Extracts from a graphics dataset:
━━━━━━━━━━━━━━━━━━━━━━━━━━━━━━

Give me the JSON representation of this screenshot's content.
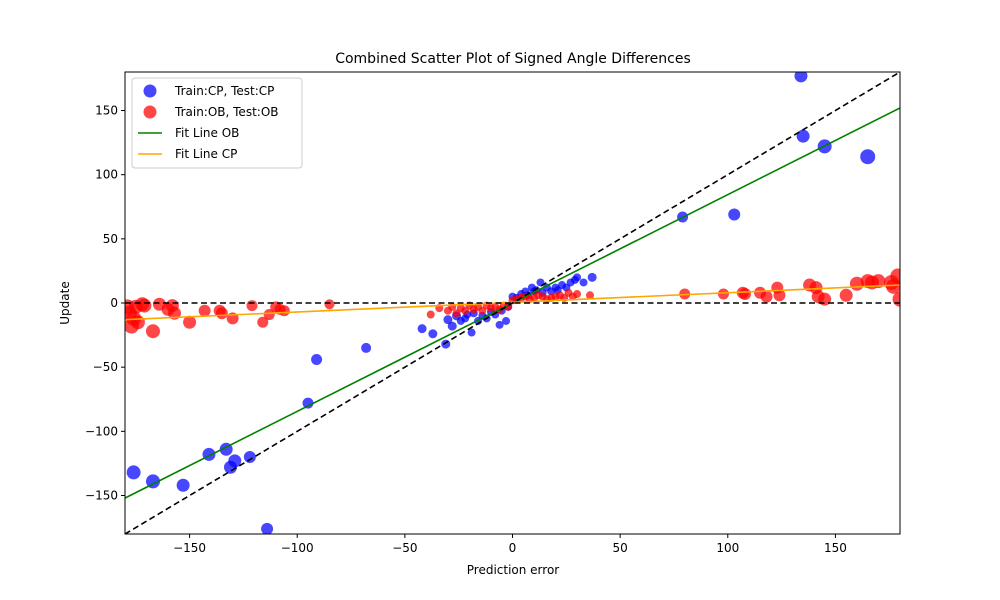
{
  "chart_data": {
    "type": "scatter",
    "title": "Combined Scatter Plot of Signed Angle Differences",
    "xlabel": "Prediction error",
    "ylabel": "Update",
    "xlim": [
      -180,
      180
    ],
    "ylim": [
      -180,
      180
    ],
    "xticks": [
      -150,
      -100,
      -50,
      0,
      50,
      100,
      150
    ],
    "yticks": [
      -150,
      -100,
      -50,
      0,
      50,
      100,
      150
    ],
    "xtick_labels": [
      "−150",
      "−100",
      "−50",
      "0",
      "50",
      "100",
      "150"
    ],
    "ytick_labels": [
      "−150",
      "−100",
      "−50",
      "0",
      "50",
      "100",
      "150"
    ],
    "grid": false,
    "legend_position": "top-left",
    "series": [
      {
        "name": "Train:CP, Test:CP",
        "kind": "scatter",
        "color": "#0000ff",
        "points": [
          [
            -176,
            -132
          ],
          [
            -167,
            -139
          ],
          [
            -153,
            -142
          ],
          [
            -141,
            -118
          ],
          [
            -133,
            -114
          ],
          [
            -131,
            -128
          ],
          [
            -129,
            -123
          ],
          [
            -122,
            -120
          ],
          [
            -114,
            -176
          ],
          [
            -95,
            -78
          ],
          [
            -91,
            -44
          ],
          [
            -68,
            -35
          ],
          [
            -42,
            -20
          ],
          [
            -37,
            -24
          ],
          [
            -31,
            -32
          ],
          [
            -30,
            -13
          ],
          [
            -28,
            -18
          ],
          [
            -26,
            -10
          ],
          [
            -24,
            -14
          ],
          [
            -22,
            -12
          ],
          [
            -21,
            -9
          ],
          [
            -19,
            -23
          ],
          [
            -18,
            -8
          ],
          [
            -16,
            -14
          ],
          [
            -14,
            -10
          ],
          [
            -12,
            -12
          ],
          [
            -10,
            -7
          ],
          [
            -8,
            -9
          ],
          [
            -6,
            -17
          ],
          [
            -5,
            -6
          ],
          [
            -3,
            -14
          ],
          [
            -2,
            -3
          ],
          [
            0,
            5
          ],
          [
            2,
            4
          ],
          [
            4,
            7
          ],
          [
            6,
            9
          ],
          [
            7,
            6
          ],
          [
            9,
            12
          ],
          [
            10,
            9
          ],
          [
            11,
            10
          ],
          [
            13,
            16
          ],
          [
            14,
            8
          ],
          [
            16,
            12
          ],
          [
            18,
            9
          ],
          [
            20,
            12
          ],
          [
            21,
            10
          ],
          [
            23,
            14
          ],
          [
            25,
            12
          ],
          [
            27,
            16
          ],
          [
            29,
            18
          ],
          [
            30,
            20
          ],
          [
            33,
            16
          ],
          [
            37,
            20
          ],
          [
            79,
            67
          ],
          [
            103,
            69
          ],
          [
            134,
            177
          ],
          [
            135,
            130
          ],
          [
            145,
            122
          ],
          [
            165,
            114
          ]
        ],
        "sizes": [
          14,
          14,
          13,
          13,
          13,
          13,
          13,
          12,
          12,
          11,
          11,
          10,
          9,
          9,
          9,
          9,
          9,
          9,
          8,
          8,
          8,
          8,
          8,
          8,
          8,
          8,
          8,
          8,
          8,
          8,
          8,
          8,
          8,
          8,
          8,
          8,
          8,
          8,
          8,
          8,
          8,
          8,
          8,
          8,
          8,
          8,
          8,
          8,
          8,
          8,
          8,
          8,
          9,
          11,
          12,
          13,
          13,
          14,
          15
        ]
      },
      {
        "name": "Train:OB, Test:OB",
        "kind": "scatter",
        "color": "#ff0000",
        "points": [
          [
            -179,
            -3
          ],
          [
            -178,
            -8
          ],
          [
            -177,
            -18
          ],
          [
            -176,
            -12
          ],
          [
            -175,
            -3
          ],
          [
            -174,
            -15
          ],
          [
            -172,
            -1
          ],
          [
            -171,
            -2
          ],
          [
            -167,
            -22
          ],
          [
            -164,
            -1
          ],
          [
            -160,
            -5
          ],
          [
            -158,
            -2
          ],
          [
            -157,
            -8
          ],
          [
            -150,
            -15
          ],
          [
            -143,
            -6
          ],
          [
            -136,
            -6
          ],
          [
            -135,
            -8
          ],
          [
            -130,
            -12
          ],
          [
            -121,
            -2
          ],
          [
            -116,
            -15
          ],
          [
            -113,
            -9
          ],
          [
            -110,
            -3
          ],
          [
            -108,
            -5
          ],
          [
            -106,
            -6
          ],
          [
            -85,
            -1
          ],
          [
            -38,
            -9
          ],
          [
            -34,
            -4
          ],
          [
            -30,
            -6
          ],
          [
            -28,
            -3
          ],
          [
            -26,
            -8
          ],
          [
            -24,
            -4
          ],
          [
            -22,
            -6
          ],
          [
            -20,
            -2
          ],
          [
            -18,
            -5
          ],
          [
            -16,
            -3
          ],
          [
            -14,
            -6
          ],
          [
            -12,
            -2
          ],
          [
            -10,
            -4
          ],
          [
            -8,
            -3
          ],
          [
            -6,
            -5
          ],
          [
            -4,
            -2
          ],
          [
            -2,
            -3
          ],
          [
            0,
            2
          ],
          [
            2,
            3
          ],
          [
            4,
            4
          ],
          [
            6,
            5
          ],
          [
            8,
            3
          ],
          [
            10,
            4
          ],
          [
            12,
            6
          ],
          [
            14,
            5
          ],
          [
            16,
            3
          ],
          [
            18,
            4
          ],
          [
            20,
            5
          ],
          [
            22,
            6
          ],
          [
            24,
            4
          ],
          [
            26,
            8
          ],
          [
            28,
            5
          ],
          [
            30,
            7
          ],
          [
            36,
            6
          ],
          [
            80,
            7
          ],
          [
            98,
            7
          ],
          [
            107,
            8
          ],
          [
            108,
            7
          ],
          [
            115,
            8
          ],
          [
            118,
            5
          ],
          [
            123,
            12
          ],
          [
            124,
            6
          ],
          [
            138,
            14
          ],
          [
            141,
            12
          ],
          [
            142,
            5
          ],
          [
            145,
            3
          ],
          [
            155,
            6
          ],
          [
            160,
            15
          ],
          [
            165,
            17
          ],
          [
            167,
            16
          ],
          [
            170,
            17
          ],
          [
            176,
            16
          ],
          [
            177,
            13
          ],
          [
            179,
            21
          ],
          [
            180,
            3
          ]
        ],
        "sizes": [
          15,
          15,
          15,
          15,
          14,
          14,
          14,
          14,
          14,
          13,
          13,
          13,
          13,
          13,
          12,
          12,
          12,
          12,
          11,
          11,
          11,
          11,
          11,
          11,
          10,
          8,
          8,
          8,
          8,
          8,
          8,
          8,
          8,
          8,
          8,
          8,
          8,
          8,
          8,
          8,
          8,
          8,
          8,
          8,
          8,
          8,
          8,
          8,
          8,
          8,
          8,
          8,
          8,
          8,
          8,
          8,
          8,
          8,
          8,
          11,
          11,
          12,
          12,
          12,
          12,
          12,
          12,
          13,
          13,
          13,
          13,
          13,
          14,
          14,
          14,
          14,
          15,
          15,
          15,
          15
        ]
      },
      {
        "name": "Fit Line OB",
        "kind": "line",
        "color": "#008000",
        "points": [
          [
            -180,
            -152
          ],
          [
            180,
            152
          ]
        ]
      },
      {
        "name": "Fit Line CP",
        "kind": "line",
        "color": "#ffa500",
        "points": [
          [
            -180,
            -13
          ],
          [
            180,
            14
          ]
        ]
      }
    ],
    "reference_lines": [
      {
        "style": "dashed",
        "color": "#000000",
        "points": [
          [
            -180,
            0
          ],
          [
            180,
            0
          ]
        ]
      },
      {
        "style": "dashed",
        "color": "#000000",
        "points": [
          [
            -180,
            -180
          ],
          [
            180,
            180
          ]
        ]
      }
    ]
  }
}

━━━━━━━━━━━━━━━━━━━━━━━━━━━━━━

* Directions for this task: Extract the full listing exactly, with the pictures left out.

* Answer to the task:
Give me the JSON representation of this screenshot's content.
{
  "chart_data": {
    "type": "scatter",
    "title": "Combined Scatter Plot of Signed Angle Differences",
    "xlabel": "Prediction error",
    "ylabel": "Update",
    "xlim": [
      -180,
      180
    ],
    "ylim": [
      -180,
      180
    ],
    "xticks": [
      -150,
      -100,
      -50,
      0,
      50,
      100,
      150
    ],
    "yticks": [
      -150,
      -100,
      -50,
      0,
      50,
      100,
      150
    ],
    "xtick_labels": [
      "−150",
      "−100",
      "−50",
      "0",
      "50",
      "100",
      "150"
    ],
    "ytick_labels": [
      "−150",
      "−100",
      "−50",
      "0",
      "50",
      "100",
      "150"
    ],
    "grid": false,
    "legend_position": "top-left",
    "series": [
      {
        "name": "Train:CP, Test:CP",
        "kind": "scatter",
        "color": "#0000ff",
        "points": [
          [
            -176,
            -132
          ],
          [
            -167,
            -139
          ],
          [
            -153,
            -142
          ],
          [
            -141,
            -118
          ],
          [
            -133,
            -114
          ],
          [
            -131,
            -128
          ],
          [
            -129,
            -123
          ],
          [
            -122,
            -120
          ],
          [
            -114,
            -176
          ],
          [
            -95,
            -78
          ],
          [
            -91,
            -44
          ],
          [
            -68,
            -35
          ],
          [
            -42,
            -20
          ],
          [
            -37,
            -24
          ],
          [
            -31,
            -32
          ],
          [
            -30,
            -13
          ],
          [
            -28,
            -18
          ],
          [
            -26,
            -10
          ],
          [
            -24,
            -14
          ],
          [
            -22,
            -12
          ],
          [
            -21,
            -9
          ],
          [
            -19,
            -23
          ],
          [
            -18,
            -8
          ],
          [
            -16,
            -14
          ],
          [
            -14,
            -10
          ],
          [
            -12,
            -12
          ],
          [
            -10,
            -7
          ],
          [
            -8,
            -9
          ],
          [
            -6,
            -17
          ],
          [
            -5,
            -6
          ],
          [
            -3,
            -14
          ],
          [
            -2,
            -3
          ],
          [
            0,
            5
          ],
          [
            2,
            4
          ],
          [
            4,
            7
          ],
          [
            6,
            9
          ],
          [
            7,
            6
          ],
          [
            9,
            12
          ],
          [
            10,
            9
          ],
          [
            11,
            10
          ],
          [
            13,
            16
          ],
          [
            14,
            8
          ],
          [
            16,
            12
          ],
          [
            18,
            9
          ],
          [
            20,
            12
          ],
          [
            21,
            10
          ],
          [
            23,
            14
          ],
          [
            25,
            12
          ],
          [
            27,
            16
          ],
          [
            29,
            18
          ],
          [
            30,
            20
          ],
          [
            33,
            16
          ],
          [
            37,
            20
          ],
          [
            79,
            67
          ],
          [
            103,
            69
          ],
          [
            134,
            177
          ],
          [
            135,
            130
          ],
          [
            145,
            122
          ],
          [
            165,
            114
          ]
        ],
        "sizes": [
          14,
          14,
          13,
          13,
          13,
          13,
          13,
          12,
          12,
          11,
          11,
          10,
          9,
          9,
          9,
          9,
          9,
          9,
          8,
          8,
          8,
          8,
          8,
          8,
          8,
          8,
          8,
          8,
          8,
          8,
          8,
          8,
          8,
          8,
          8,
          8,
          8,
          8,
          8,
          8,
          8,
          8,
          8,
          8,
          8,
          8,
          8,
          8,
          8,
          8,
          8,
          8,
          9,
          11,
          12,
          13,
          13,
          14,
          15
        ]
      },
      {
        "name": "Train:OB, Test:OB",
        "kind": "scatter",
        "color": "#ff0000",
        "points": [
          [
            -179,
            -3
          ],
          [
            -178,
            -8
          ],
          [
            -177,
            -18
          ],
          [
            -176,
            -12
          ],
          [
            -175,
            -3
          ],
          [
            -174,
            -15
          ],
          [
            -172,
            -1
          ],
          [
            -171,
            -2
          ],
          [
            -167,
            -22
          ],
          [
            -164,
            -1
          ],
          [
            -160,
            -5
          ],
          [
            -158,
            -2
          ],
          [
            -157,
            -8
          ],
          [
            -150,
            -15
          ],
          [
            -143,
            -6
          ],
          [
            -136,
            -6
          ],
          [
            -135,
            -8
          ],
          [
            -130,
            -12
          ],
          [
            -121,
            -2
          ],
          [
            -116,
            -15
          ],
          [
            -113,
            -9
          ],
          [
            -110,
            -3
          ],
          [
            -108,
            -5
          ],
          [
            -106,
            -6
          ],
          [
            -85,
            -1
          ],
          [
            -38,
            -9
          ],
          [
            -34,
            -4
          ],
          [
            -30,
            -6
          ],
          [
            -28,
            -3
          ],
          [
            -26,
            -8
          ],
          [
            -24,
            -4
          ],
          [
            -22,
            -6
          ],
          [
            -20,
            -2
          ],
          [
            -18,
            -5
          ],
          [
            -16,
            -3
          ],
          [
            -14,
            -6
          ],
          [
            -12,
            -2
          ],
          [
            -10,
            -4
          ],
          [
            -8,
            -3
          ],
          [
            -6,
            -5
          ],
          [
            -4,
            -2
          ],
          [
            -2,
            -3
          ],
          [
            0,
            2
          ],
          [
            2,
            3
          ],
          [
            4,
            4
          ],
          [
            6,
            5
          ],
          [
            8,
            3
          ],
          [
            10,
            4
          ],
          [
            12,
            6
          ],
          [
            14,
            5
          ],
          [
            16,
            3
          ],
          [
            18,
            4
          ],
          [
            20,
            5
          ],
          [
            22,
            6
          ],
          [
            24,
            4
          ],
          [
            26,
            8
          ],
          [
            28,
            5
          ],
          [
            30,
            7
          ],
          [
            36,
            6
          ],
          [
            80,
            7
          ],
          [
            98,
            7
          ],
          [
            107,
            8
          ],
          [
            108,
            7
          ],
          [
            115,
            8
          ],
          [
            118,
            5
          ],
          [
            123,
            12
          ],
          [
            124,
            6
          ],
          [
            138,
            14
          ],
          [
            141,
            12
          ],
          [
            142,
            5
          ],
          [
            145,
            3
          ],
          [
            155,
            6
          ],
          [
            160,
            15
          ],
          [
            165,
            17
          ],
          [
            167,
            16
          ],
          [
            170,
            17
          ],
          [
            176,
            16
          ],
          [
            177,
            13
          ],
          [
            179,
            21
          ],
          [
            180,
            3
          ]
        ],
        "sizes": [
          15,
          15,
          15,
          15,
          14,
          14,
          14,
          14,
          14,
          13,
          13,
          13,
          13,
          13,
          12,
          12,
          12,
          12,
          11,
          11,
          11,
          11,
          11,
          11,
          10,
          8,
          8,
          8,
          8,
          8,
          8,
          8,
          8,
          8,
          8,
          8,
          8,
          8,
          8,
          8,
          8,
          8,
          8,
          8,
          8,
          8,
          8,
          8,
          8,
          8,
          8,
          8,
          8,
          8,
          8,
          8,
          8,
          8,
          8,
          11,
          11,
          12,
          12,
          12,
          12,
          12,
          12,
          13,
          13,
          13,
          13,
          13,
          14,
          14,
          14,
          14,
          15,
          15,
          15,
          15
        ]
      },
      {
        "name": "Fit Line OB",
        "kind": "line",
        "color": "#008000",
        "points": [
          [
            -180,
            -152
          ],
          [
            180,
            152
          ]
        ]
      },
      {
        "name": "Fit Line CP",
        "kind": "line",
        "color": "#ffa500",
        "points": [
          [
            -180,
            -13
          ],
          [
            180,
            14
          ]
        ]
      }
    ],
    "reference_lines": [
      {
        "style": "dashed",
        "color": "#000000",
        "points": [
          [
            -180,
            0
          ],
          [
            180,
            0
          ]
        ]
      },
      {
        "style": "dashed",
        "color": "#000000",
        "points": [
          [
            -180,
            -180
          ],
          [
            180,
            180
          ]
        ]
      }
    ]
  }
}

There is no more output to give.